## [Exercise objective]
Reproduce the following data line for line, with no changes of any kind.

Excerpt from a data file
------------
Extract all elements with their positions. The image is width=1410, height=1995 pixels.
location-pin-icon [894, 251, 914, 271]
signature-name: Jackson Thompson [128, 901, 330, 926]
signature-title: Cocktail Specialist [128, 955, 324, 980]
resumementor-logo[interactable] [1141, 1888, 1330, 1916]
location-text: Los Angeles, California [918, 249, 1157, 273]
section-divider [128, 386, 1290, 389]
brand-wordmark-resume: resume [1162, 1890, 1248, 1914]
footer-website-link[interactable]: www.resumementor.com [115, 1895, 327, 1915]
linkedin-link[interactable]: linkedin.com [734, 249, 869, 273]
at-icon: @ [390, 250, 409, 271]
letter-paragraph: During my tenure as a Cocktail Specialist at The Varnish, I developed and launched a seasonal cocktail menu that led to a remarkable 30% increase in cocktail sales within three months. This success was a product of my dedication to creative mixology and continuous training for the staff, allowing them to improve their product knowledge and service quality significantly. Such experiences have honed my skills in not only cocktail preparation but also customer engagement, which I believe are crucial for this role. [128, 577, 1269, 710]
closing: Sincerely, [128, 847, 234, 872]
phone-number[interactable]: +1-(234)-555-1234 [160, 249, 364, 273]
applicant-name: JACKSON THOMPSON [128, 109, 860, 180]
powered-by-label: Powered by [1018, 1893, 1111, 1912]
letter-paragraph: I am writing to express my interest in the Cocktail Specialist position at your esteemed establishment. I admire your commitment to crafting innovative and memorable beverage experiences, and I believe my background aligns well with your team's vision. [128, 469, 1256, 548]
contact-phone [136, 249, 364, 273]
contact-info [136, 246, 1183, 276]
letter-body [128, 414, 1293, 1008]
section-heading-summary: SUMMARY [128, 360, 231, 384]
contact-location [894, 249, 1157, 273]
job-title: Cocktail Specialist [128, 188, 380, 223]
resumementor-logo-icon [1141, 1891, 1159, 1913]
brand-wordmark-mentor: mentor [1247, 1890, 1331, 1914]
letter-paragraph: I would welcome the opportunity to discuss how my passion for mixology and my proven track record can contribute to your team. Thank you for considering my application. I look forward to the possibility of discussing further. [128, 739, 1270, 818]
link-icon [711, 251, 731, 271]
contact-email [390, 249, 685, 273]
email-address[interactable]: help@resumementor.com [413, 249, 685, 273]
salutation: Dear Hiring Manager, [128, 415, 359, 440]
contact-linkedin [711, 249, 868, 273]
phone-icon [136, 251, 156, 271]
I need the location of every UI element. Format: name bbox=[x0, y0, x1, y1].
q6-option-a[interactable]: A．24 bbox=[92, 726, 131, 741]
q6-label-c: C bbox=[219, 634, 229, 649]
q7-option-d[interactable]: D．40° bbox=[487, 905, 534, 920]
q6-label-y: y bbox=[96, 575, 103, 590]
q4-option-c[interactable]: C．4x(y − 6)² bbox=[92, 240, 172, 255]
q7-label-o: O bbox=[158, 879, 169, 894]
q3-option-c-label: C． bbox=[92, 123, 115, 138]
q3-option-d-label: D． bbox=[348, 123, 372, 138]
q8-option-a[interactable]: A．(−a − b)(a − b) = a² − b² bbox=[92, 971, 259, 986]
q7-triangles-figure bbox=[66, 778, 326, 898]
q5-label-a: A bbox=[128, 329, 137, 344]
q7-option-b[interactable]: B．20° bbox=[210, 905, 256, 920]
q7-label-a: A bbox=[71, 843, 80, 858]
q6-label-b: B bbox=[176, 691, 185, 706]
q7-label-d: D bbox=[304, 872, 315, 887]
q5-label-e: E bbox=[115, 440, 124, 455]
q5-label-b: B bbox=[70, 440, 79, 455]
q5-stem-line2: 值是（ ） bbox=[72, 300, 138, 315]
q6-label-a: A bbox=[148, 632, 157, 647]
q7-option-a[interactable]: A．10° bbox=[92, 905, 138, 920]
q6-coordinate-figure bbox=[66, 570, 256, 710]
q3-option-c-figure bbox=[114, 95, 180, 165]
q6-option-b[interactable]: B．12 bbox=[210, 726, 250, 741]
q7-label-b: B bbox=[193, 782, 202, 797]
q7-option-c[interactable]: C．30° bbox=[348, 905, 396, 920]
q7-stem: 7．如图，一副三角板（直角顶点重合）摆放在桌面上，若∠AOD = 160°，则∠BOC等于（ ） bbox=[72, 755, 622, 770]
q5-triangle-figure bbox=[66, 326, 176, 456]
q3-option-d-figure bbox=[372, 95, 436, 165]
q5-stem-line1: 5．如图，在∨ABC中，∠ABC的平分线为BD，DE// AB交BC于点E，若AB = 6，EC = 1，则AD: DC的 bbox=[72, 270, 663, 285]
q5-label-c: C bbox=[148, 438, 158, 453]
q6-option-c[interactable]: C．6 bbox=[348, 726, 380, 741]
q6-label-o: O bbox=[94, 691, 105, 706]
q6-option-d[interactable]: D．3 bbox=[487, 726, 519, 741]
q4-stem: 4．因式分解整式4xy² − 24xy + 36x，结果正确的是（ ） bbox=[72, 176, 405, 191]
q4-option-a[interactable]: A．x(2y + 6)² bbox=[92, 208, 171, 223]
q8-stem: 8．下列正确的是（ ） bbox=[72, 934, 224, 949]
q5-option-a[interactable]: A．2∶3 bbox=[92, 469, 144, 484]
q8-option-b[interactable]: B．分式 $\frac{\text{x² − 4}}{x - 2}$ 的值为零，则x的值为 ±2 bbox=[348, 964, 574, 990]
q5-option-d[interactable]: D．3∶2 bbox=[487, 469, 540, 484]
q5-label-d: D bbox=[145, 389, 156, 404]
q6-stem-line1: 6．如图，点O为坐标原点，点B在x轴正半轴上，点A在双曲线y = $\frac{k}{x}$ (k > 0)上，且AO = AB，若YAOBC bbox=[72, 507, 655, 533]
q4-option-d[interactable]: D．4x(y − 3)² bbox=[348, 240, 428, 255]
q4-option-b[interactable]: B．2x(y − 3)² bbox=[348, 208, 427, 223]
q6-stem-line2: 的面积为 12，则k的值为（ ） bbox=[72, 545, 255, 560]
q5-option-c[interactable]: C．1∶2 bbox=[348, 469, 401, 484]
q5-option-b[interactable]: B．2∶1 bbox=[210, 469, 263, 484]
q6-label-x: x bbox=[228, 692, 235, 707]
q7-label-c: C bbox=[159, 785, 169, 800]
------------
## [Solution to this problem]
Extract all elements with their positions. The image is width=1410, height=1995 pixels.
location-pin-icon [894, 251, 914, 271]
signature-name: Jackson Thompson [128, 901, 330, 926]
signature-title: Cocktail Specialist [128, 955, 324, 980]
resumementor-logo[interactable] [1141, 1888, 1330, 1916]
location-text: Los Angeles, California [918, 249, 1157, 273]
section-divider [128, 386, 1290, 389]
brand-wordmark-resume: resume [1162, 1890, 1248, 1914]
footer-website-link[interactable]: www.resumementor.com [115, 1895, 327, 1915]
linkedin-link[interactable]: linkedin.com [734, 249, 869, 273]
at-icon: @ [390, 250, 409, 271]
letter-paragraph: During my tenure as a Cocktail Specialist at The Varnish, I developed and launched a seasonal cocktail menu that led to a remarkable 30% increase in cocktail sales within three months. This success was a product of my dedication to creative mixology and continuous training for the staff, allowing them to improve their product knowledge and service quality significantly. Such experiences have honed my skills in not only cocktail preparation but also customer engagement, which I believe are crucial for this role. [128, 577, 1269, 710]
closing: Sincerely, [128, 847, 234, 872]
phone-number[interactable]: +1-(234)-555-1234 [160, 249, 364, 273]
applicant-name: JACKSON THOMPSON [128, 109, 860, 180]
powered-by-label: Powered by [1018, 1893, 1111, 1912]
letter-paragraph: I am writing to express my interest in the Cocktail Specialist position at your esteemed establishment. I admire your commitment to crafting innovative and memorable beverage experiences, and I believe my background aligns well with your team's vision. [128, 469, 1256, 548]
contact-phone [136, 249, 364, 273]
contact-info [136, 246, 1183, 276]
letter-body [128, 414, 1293, 1008]
section-heading-summary: SUMMARY [128, 360, 231, 384]
contact-location [894, 249, 1157, 273]
job-title: Cocktail Specialist [128, 188, 380, 223]
resumementor-logo-icon [1141, 1891, 1159, 1913]
brand-wordmark-mentor: mentor [1247, 1890, 1331, 1914]
letter-paragraph: I would welcome the opportunity to discuss how my passion for mixology and my proven track record can contribute to your team. Thank you for considering my application. I look forward to the possibility of discussing further. [128, 739, 1270, 818]
link-icon [711, 251, 731, 271]
contact-email [390, 249, 685, 273]
email-address[interactable]: help@resumementor.com [413, 249, 685, 273]
salutation: Dear Hiring Manager, [128, 415, 359, 440]
contact-linkedin [711, 249, 868, 273]
phone-icon [136, 251, 156, 271]
I need the location of every UI element. Format: name bbox=[x0, y0, x1, y1].
q6-option-a[interactable]: A．24 bbox=[92, 726, 131, 741]
q6-label-c: C bbox=[219, 634, 229, 649]
q7-option-d[interactable]: D．40° bbox=[487, 905, 534, 920]
q6-label-y: y bbox=[96, 575, 103, 590]
q4-option-c[interactable]: C．4x(y − 6)² bbox=[92, 240, 172, 255]
q7-label-o: O bbox=[158, 879, 169, 894]
q3-option-c-label: C． bbox=[92, 123, 115, 138]
q3-option-d-label: D． bbox=[348, 123, 372, 138]
q8-option-a[interactable]: A．(−a − b)(a − b) = a² − b² bbox=[92, 971, 259, 986]
q7-triangles-figure bbox=[66, 778, 326, 898]
q5-label-a: A bbox=[128, 329, 137, 344]
q7-option-b[interactable]: B．20° bbox=[210, 905, 256, 920]
q7-label-a: A bbox=[71, 843, 80, 858]
q6-label-b: B bbox=[176, 691, 185, 706]
q7-label-d: D bbox=[304, 872, 315, 887]
q5-label-e: E bbox=[115, 440, 124, 455]
q5-label-b: B bbox=[70, 440, 79, 455]
q5-stem-line2: 值是（ ） bbox=[72, 300, 138, 315]
q6-label-a: A bbox=[148, 632, 157, 647]
q7-option-a[interactable]: A．10° bbox=[92, 905, 138, 920]
q6-coordinate-figure bbox=[66, 570, 256, 710]
q3-option-c-figure bbox=[114, 95, 180, 165]
q6-option-b[interactable]: B．12 bbox=[210, 726, 250, 741]
q7-label-b: B bbox=[193, 782, 202, 797]
q7-option-c[interactable]: C．30° bbox=[348, 905, 396, 920]
q7-stem: 7．如图，一副三角板（直角顶点重合）摆放在桌面上，若∠AOD = 160°，则∠BOC等于（ ） bbox=[72, 755, 622, 770]
q5-triangle-figure bbox=[66, 326, 176, 456]
q3-option-d-figure bbox=[372, 95, 436, 165]
q5-stem-line1: 5．如图，在∨ABC中，∠ABC的平分线为BD，DE// AB交BC于点E，若AB = 6，EC = 1，则AD: DC的 bbox=[72, 270, 663, 285]
q5-label-c: C bbox=[148, 438, 158, 453]
q6-option-c[interactable]: C．6 bbox=[348, 726, 380, 741]
q6-label-o: O bbox=[94, 691, 105, 706]
q6-option-d[interactable]: D．3 bbox=[487, 726, 519, 741]
q4-stem: 4．因式分解整式4xy² − 24xy + 36x，结果正确的是（ ） bbox=[72, 176, 405, 191]
q4-option-a[interactable]: A．x(2y + 6)² bbox=[92, 208, 171, 223]
q8-stem: 8．下列正确的是（ ） bbox=[72, 934, 224, 949]
q5-option-a[interactable]: A．2∶3 bbox=[92, 469, 144, 484]
q8-option-b[interactable]: B．分式 $\frac{\text{x² − 4}}{x - 2}$ 的值为零，则x的值为 ±2 bbox=[348, 964, 574, 990]
q5-option-d[interactable]: D．3∶2 bbox=[487, 469, 540, 484]
q5-label-d: D bbox=[145, 389, 156, 404]
q6-stem-line1: 6．如图，点O为坐标原点，点B在x轴正半轴上，点A在双曲线y = $\frac{k}{x}$ (k > 0)上，且AO = AB，若YAOBC bbox=[72, 507, 655, 533]
q4-option-d[interactable]: D．4x(y − 3)² bbox=[348, 240, 428, 255]
q4-option-b[interactable]: B．2x(y − 3)² bbox=[348, 208, 427, 223]
q6-stem-line2: 的面积为 12，则k的值为（ ） bbox=[72, 545, 255, 560]
q5-option-c[interactable]: C．1∶2 bbox=[348, 469, 401, 484]
q5-option-b[interactable]: B．2∶1 bbox=[210, 469, 263, 484]
q6-label-x: x bbox=[228, 692, 235, 707]
q7-label-c: C bbox=[159, 785, 169, 800]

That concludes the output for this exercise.